● Exercise instructions
Report how many lines contain the word "data", with no other text.

-- START Material for the task --

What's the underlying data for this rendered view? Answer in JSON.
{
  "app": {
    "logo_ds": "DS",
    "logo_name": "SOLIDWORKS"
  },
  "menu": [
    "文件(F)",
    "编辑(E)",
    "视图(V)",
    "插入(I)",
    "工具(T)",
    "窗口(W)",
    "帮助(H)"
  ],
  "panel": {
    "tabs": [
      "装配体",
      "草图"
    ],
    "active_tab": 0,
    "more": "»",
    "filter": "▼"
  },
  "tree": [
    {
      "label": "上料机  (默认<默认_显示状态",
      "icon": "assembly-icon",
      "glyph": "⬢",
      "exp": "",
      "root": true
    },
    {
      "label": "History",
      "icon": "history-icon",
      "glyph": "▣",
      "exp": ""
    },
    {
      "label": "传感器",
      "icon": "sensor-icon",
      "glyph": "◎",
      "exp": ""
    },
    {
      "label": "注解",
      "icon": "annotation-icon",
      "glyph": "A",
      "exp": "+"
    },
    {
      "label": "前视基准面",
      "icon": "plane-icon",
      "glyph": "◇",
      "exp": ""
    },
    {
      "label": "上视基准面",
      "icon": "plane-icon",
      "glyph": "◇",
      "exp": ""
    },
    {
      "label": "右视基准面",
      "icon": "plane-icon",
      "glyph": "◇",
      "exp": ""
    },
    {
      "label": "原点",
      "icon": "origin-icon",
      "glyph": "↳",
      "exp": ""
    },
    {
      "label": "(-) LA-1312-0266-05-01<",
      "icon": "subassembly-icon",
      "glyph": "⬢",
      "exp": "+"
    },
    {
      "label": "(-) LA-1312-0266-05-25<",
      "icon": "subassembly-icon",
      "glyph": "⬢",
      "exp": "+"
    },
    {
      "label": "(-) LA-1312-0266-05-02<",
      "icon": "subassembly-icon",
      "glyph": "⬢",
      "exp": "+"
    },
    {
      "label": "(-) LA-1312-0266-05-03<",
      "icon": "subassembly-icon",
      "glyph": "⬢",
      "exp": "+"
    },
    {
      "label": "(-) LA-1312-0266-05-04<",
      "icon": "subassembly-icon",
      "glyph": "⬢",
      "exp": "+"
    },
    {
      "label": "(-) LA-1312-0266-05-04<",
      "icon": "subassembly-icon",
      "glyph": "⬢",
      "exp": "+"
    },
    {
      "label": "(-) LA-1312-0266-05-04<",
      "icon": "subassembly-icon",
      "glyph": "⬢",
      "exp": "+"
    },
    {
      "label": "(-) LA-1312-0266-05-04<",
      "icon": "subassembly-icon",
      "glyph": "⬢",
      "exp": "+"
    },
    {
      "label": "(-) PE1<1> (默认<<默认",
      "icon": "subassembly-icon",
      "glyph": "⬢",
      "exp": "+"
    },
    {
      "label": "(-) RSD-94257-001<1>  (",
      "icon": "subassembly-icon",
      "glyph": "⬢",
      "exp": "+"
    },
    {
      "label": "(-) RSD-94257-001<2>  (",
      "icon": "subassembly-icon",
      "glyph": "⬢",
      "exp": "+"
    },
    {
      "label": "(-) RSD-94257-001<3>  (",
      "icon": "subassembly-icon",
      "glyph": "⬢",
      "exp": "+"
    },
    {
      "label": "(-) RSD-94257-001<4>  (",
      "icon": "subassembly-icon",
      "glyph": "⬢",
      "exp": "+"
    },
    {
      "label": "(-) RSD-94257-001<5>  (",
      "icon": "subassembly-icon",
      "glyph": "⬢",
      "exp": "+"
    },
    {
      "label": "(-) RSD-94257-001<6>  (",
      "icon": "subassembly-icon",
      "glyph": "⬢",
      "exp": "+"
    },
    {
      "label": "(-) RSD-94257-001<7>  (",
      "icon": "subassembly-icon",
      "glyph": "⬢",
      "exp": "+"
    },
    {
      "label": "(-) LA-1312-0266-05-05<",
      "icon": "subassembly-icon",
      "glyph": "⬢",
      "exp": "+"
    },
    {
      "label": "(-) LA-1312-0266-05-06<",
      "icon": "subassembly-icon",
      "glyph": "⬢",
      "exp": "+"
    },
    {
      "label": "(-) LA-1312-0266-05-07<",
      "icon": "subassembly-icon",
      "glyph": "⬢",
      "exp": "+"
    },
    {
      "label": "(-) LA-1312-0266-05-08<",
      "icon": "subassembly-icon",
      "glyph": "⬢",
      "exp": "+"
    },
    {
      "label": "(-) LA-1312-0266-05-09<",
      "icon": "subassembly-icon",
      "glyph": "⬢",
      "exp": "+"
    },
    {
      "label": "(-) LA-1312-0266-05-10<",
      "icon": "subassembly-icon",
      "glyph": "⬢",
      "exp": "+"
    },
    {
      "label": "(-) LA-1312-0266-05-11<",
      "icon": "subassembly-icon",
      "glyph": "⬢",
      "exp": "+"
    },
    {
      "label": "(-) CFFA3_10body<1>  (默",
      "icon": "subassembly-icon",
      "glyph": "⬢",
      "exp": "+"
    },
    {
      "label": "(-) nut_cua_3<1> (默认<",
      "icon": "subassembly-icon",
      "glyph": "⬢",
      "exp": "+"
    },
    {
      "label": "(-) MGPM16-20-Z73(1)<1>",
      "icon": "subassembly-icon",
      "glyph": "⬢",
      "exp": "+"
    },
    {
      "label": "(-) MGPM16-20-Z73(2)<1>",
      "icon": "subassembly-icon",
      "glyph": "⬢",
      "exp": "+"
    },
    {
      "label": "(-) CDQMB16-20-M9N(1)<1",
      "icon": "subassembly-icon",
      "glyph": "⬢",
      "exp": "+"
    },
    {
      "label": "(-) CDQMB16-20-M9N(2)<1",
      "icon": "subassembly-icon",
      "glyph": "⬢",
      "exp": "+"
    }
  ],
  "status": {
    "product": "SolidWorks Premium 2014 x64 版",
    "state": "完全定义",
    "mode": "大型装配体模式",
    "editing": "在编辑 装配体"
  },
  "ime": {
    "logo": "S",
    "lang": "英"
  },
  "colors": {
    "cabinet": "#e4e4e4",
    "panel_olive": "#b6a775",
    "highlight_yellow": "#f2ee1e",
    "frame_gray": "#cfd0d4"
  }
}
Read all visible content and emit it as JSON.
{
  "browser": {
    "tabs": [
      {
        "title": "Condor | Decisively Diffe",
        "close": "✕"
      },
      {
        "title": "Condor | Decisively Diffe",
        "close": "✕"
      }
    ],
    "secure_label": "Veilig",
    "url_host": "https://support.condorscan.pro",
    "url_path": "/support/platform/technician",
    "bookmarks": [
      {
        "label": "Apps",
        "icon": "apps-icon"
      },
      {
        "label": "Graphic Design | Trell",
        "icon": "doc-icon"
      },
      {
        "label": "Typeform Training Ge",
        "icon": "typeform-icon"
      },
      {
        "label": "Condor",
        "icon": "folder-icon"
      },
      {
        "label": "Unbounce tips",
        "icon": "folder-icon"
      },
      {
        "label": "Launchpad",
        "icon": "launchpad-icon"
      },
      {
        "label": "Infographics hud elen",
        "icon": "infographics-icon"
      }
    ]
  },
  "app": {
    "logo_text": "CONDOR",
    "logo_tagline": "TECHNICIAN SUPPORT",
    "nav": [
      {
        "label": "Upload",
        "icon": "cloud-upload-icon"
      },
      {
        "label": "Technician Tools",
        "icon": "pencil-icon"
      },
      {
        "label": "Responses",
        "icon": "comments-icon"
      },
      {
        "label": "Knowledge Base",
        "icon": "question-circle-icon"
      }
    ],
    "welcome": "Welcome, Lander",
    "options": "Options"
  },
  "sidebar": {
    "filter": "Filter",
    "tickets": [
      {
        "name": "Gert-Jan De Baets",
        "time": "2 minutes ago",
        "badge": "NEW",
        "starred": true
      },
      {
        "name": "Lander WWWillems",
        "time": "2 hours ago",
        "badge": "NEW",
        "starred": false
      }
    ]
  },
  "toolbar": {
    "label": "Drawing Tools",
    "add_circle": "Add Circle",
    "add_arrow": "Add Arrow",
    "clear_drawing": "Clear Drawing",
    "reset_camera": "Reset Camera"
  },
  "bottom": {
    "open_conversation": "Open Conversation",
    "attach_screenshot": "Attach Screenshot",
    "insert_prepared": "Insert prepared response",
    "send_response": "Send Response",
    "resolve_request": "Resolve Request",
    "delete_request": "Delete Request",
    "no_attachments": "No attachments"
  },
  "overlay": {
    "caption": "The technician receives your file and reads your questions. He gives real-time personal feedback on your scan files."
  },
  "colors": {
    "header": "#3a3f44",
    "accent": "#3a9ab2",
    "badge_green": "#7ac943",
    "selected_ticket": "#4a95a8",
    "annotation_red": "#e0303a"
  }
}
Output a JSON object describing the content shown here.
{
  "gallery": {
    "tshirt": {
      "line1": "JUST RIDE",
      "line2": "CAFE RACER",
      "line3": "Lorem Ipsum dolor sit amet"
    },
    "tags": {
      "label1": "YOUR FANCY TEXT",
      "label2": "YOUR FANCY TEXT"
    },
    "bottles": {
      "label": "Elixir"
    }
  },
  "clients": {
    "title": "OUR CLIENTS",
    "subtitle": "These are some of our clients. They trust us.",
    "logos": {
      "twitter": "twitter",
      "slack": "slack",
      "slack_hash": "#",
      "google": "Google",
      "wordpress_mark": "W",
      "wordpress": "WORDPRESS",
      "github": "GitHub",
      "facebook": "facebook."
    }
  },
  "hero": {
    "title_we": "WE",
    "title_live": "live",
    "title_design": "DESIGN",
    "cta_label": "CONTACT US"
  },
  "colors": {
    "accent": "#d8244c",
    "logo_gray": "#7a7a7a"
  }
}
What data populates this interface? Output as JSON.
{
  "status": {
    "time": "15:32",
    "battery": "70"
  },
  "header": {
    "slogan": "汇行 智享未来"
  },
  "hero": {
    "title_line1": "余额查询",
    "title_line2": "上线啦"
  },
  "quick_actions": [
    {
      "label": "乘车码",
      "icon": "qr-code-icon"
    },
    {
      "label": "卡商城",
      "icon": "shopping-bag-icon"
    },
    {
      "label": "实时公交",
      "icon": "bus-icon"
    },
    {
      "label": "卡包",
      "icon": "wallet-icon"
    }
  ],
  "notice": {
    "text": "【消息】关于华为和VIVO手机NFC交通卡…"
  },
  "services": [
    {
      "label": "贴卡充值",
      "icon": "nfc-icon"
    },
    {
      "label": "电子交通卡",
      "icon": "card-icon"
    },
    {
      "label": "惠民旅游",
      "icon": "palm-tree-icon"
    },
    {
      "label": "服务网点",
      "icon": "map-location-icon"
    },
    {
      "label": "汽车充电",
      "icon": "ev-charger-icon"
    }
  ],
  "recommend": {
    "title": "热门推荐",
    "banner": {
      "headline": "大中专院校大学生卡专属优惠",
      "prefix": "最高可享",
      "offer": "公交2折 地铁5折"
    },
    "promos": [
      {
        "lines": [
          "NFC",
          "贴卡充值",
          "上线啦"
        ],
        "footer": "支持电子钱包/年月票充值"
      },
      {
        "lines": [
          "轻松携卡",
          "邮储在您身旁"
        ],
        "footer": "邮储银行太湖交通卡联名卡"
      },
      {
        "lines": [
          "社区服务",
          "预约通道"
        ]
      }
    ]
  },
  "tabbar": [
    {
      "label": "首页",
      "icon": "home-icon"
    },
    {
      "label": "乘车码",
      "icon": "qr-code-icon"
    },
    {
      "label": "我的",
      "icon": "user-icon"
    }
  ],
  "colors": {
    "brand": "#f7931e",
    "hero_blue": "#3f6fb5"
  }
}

-- END Material for the task --

● Answer to the task
2